* _Fragmento de texto_:
El hilo siempre se corta por lo más delgado, frase antiquísima pero que nunca pierde vigencia, sobre todo cuando los números no cierran.

A pesar de que, desde hace un par de años, hay una normativa diferente y accesible para blanquear al personal que trabaja en casas de familia, lo cierto es que no se han registrado grandes cambios en tal sentido. De más estaría decir que es uno de los sectores que presenta mayor informalidad.

Al no existir relación de dependencia y considerando con todas las letras de que se trata de trabajadores en estado de vulnerabilidad, no es difícil desprenderse del servicio.

La fragilidad se presenta porque son empleados/as que trabajan en solitario, por lo tanto, no tienen la fuerza como bloque para realizar reclamos.

La actualidad está señalando un problema allí, y es que no están trabajando toda la semana. Es decir, aquellas señoras que antes cumplían funciones de lunes a viernes, hoy solamente lo hacen dos o tres veces en la semana. En otros casos únicamente van un día, y obviamente que otras dejaron de ir directamente.

* _Datos para revisar_:
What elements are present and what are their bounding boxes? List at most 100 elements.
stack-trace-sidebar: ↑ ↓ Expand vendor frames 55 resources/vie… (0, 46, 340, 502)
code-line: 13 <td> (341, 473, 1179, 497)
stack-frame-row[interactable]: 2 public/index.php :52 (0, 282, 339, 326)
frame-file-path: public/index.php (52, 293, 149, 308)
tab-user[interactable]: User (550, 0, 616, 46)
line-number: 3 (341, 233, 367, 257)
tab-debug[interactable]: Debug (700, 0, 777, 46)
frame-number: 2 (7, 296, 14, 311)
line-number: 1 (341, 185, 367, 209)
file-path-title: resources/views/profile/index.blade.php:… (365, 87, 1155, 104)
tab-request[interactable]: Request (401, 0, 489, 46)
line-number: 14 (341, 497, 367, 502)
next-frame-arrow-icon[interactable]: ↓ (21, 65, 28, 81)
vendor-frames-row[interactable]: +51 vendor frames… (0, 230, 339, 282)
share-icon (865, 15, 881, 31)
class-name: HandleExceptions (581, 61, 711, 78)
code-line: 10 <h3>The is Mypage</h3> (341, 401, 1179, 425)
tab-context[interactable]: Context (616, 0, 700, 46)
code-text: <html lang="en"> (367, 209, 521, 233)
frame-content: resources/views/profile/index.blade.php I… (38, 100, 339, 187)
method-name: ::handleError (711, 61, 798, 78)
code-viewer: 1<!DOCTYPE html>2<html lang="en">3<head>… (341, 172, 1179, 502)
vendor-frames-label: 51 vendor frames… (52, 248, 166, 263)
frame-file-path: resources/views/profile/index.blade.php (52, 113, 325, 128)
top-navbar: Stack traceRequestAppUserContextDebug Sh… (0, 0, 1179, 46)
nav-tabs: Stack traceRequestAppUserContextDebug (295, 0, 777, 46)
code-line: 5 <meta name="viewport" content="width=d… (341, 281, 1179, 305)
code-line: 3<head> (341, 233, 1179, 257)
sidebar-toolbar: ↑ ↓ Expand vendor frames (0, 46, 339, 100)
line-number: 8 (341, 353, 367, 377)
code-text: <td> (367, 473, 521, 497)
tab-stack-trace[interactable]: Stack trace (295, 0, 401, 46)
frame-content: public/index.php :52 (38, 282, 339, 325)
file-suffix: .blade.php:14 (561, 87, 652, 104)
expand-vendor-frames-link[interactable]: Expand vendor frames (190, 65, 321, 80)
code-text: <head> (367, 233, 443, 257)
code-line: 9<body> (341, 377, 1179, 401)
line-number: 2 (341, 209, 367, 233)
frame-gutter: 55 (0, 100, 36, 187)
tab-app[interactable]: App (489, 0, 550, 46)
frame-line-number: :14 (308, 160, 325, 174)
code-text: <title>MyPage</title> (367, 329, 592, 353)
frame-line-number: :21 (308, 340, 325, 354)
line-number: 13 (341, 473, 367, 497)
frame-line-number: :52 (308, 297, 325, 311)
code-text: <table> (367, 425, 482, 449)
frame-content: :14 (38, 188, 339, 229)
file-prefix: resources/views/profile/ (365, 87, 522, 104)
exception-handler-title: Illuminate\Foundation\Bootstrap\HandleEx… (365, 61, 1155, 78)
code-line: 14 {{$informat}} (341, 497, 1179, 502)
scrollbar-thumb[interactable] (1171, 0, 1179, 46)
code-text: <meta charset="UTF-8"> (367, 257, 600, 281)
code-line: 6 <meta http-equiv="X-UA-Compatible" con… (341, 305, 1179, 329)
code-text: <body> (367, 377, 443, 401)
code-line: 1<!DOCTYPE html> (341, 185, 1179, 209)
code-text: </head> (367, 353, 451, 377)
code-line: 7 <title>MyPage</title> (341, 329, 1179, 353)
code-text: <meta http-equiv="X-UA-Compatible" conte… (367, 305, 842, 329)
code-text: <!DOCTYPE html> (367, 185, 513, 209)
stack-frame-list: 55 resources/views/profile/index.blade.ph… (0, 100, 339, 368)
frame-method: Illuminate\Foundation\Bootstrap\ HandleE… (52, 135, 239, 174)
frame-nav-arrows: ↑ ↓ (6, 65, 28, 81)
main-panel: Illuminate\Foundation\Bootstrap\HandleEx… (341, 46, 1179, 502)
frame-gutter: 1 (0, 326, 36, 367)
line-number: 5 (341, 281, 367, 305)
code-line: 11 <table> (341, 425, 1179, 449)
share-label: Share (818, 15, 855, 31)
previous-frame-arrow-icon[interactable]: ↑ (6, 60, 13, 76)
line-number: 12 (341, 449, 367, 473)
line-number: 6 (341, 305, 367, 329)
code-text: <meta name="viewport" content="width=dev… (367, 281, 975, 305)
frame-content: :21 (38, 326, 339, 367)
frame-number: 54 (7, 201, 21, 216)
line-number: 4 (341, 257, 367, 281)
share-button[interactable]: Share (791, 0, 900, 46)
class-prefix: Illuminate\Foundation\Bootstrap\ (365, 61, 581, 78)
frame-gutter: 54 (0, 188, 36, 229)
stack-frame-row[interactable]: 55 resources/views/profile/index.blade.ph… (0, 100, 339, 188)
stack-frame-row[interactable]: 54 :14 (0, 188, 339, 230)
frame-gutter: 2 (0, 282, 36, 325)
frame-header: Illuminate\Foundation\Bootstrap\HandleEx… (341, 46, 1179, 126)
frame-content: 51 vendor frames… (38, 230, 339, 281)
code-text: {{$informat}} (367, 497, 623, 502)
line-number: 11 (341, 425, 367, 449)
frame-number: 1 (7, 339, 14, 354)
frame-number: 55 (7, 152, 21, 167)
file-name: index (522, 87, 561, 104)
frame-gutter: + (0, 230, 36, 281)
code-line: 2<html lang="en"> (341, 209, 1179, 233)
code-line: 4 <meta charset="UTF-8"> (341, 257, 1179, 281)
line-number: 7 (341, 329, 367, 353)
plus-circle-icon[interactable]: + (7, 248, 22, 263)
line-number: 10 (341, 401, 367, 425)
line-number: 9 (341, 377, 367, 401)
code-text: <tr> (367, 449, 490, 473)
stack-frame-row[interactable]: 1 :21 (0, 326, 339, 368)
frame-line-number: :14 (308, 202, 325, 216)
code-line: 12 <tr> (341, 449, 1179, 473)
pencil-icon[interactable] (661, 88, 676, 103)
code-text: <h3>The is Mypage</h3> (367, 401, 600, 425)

* _Problemas y tareas_:
A - Según el texto sobre el personal de casas de familia, ¿cuántas veces por semana trabajan hoy las señoras que antes iban de lunes a viernes?
B - Explica por qué, según el texto sobre el personal de casas de familia, estos trabajadores se encuentran en una situación de fragilidad.
C - Prosigue el texto sobre el personal de casas de familia a partir de su última oración.

* _Respuestas_:
A - Solamente dos o tres veces en la semana.

B - Trabajan en solitario. Por eso no tienen la fuerza de un bloque para realizar reclamos.

C -
No son pocas las personas que han perdido el empleo. En esa dirección es difícil conseguir datos objetivos, teniendo en cuenta el principio: la mayoría no están registradas.

Solamente la Oficina de Empleo del municipio sanrafaelino dio algunas pistas en relación al tema y reconocieron que en los últimos meses han concurrido muchas mujeres que trabajaban en casas de familia que se han quedado sin nada.

En tanto que, si bien existe un sindicato que las nuclea, todavía no hizo base en nuestro departamento. Únicamente tiene una sede en la capital de nuestra provincia y todo indicaría que un tiempo no muy lejano estarían instalando una oficina en el sur. Quizás allí, algunas cosas comiencen a cambiar.